Collection entries:
========
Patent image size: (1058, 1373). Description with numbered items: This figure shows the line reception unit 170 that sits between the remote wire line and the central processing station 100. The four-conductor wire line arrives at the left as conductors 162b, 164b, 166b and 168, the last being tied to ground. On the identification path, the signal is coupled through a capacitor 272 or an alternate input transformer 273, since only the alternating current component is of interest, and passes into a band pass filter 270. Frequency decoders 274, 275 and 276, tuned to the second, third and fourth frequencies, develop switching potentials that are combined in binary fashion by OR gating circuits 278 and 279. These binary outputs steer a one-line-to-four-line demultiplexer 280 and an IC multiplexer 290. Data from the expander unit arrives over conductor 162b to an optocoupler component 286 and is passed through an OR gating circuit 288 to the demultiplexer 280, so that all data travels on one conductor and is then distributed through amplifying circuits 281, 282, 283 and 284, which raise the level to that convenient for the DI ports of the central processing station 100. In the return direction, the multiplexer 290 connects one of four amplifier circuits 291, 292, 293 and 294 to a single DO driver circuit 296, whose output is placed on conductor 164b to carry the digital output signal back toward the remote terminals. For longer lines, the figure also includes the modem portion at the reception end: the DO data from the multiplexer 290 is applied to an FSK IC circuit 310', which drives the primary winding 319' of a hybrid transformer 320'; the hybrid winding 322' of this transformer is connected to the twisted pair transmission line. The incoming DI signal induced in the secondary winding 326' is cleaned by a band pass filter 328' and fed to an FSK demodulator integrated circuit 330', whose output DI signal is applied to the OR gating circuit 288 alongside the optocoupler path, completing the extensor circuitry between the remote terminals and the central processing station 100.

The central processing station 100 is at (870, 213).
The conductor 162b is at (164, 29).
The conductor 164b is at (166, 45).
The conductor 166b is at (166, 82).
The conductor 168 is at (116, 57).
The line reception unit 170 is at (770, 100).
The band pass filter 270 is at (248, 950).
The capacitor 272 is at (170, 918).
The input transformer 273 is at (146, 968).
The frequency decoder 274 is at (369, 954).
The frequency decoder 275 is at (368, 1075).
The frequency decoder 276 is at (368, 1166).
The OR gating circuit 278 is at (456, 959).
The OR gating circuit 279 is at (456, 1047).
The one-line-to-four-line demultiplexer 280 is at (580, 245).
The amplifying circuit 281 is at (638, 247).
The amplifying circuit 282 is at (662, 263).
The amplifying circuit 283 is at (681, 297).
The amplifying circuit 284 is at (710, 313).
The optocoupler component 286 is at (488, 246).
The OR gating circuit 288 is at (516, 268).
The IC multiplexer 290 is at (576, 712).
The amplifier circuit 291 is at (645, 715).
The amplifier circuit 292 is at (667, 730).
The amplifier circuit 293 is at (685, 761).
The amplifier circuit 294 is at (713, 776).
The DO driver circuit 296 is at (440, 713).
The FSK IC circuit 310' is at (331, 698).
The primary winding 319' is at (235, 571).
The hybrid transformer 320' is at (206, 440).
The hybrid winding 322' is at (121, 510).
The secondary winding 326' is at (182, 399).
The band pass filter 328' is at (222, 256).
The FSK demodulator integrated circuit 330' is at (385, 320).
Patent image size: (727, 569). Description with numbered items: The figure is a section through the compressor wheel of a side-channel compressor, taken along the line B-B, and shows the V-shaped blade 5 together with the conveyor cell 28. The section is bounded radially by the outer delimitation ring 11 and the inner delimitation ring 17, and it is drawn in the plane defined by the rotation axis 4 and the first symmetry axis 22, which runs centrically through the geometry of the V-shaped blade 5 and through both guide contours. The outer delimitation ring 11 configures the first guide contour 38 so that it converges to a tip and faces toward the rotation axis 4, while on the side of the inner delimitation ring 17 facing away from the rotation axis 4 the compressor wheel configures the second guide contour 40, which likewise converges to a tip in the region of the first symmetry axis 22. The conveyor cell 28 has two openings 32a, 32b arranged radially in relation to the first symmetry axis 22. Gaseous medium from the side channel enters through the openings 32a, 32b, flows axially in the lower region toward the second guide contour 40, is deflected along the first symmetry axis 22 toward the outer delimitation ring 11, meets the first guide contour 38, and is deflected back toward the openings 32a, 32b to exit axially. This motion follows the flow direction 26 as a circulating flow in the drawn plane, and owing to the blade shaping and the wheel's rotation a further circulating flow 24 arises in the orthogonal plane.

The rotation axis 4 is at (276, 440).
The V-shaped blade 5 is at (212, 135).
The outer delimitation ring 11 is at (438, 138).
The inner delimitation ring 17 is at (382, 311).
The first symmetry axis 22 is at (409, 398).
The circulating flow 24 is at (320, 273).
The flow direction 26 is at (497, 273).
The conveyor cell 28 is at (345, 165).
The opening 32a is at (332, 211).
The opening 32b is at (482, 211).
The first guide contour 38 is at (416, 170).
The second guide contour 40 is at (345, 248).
========
How many lines of the records contain the string "contour"? Reply with the number alone.

3